Figure data in JSON -
• • • • • • •

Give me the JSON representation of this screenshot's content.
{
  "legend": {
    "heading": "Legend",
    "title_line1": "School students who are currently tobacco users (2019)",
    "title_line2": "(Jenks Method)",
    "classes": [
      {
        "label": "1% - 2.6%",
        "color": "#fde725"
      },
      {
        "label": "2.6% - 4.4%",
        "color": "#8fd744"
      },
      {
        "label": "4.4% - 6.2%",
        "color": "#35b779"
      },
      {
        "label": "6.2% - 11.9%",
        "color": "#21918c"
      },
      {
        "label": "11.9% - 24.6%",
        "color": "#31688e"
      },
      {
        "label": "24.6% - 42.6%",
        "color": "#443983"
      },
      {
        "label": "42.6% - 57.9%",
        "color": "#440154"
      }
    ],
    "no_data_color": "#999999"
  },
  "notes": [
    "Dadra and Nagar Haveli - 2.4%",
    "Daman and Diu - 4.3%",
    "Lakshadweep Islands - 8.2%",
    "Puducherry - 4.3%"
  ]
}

• • • • • • •

Task instructions -
Pick out all lines from the data above in which the word "label" appears.

Written response -
        "label": "1% - 2.6%",
        "label": "2.6% - 4.4%",
        "label": "4.4% - 6.2%",
        "label": "6.2% - 11.9%",
        "label": "11.9% - 24.6%",
        "label": "24.6% - 42.6%",
        "label": "42.6% - 57.9%",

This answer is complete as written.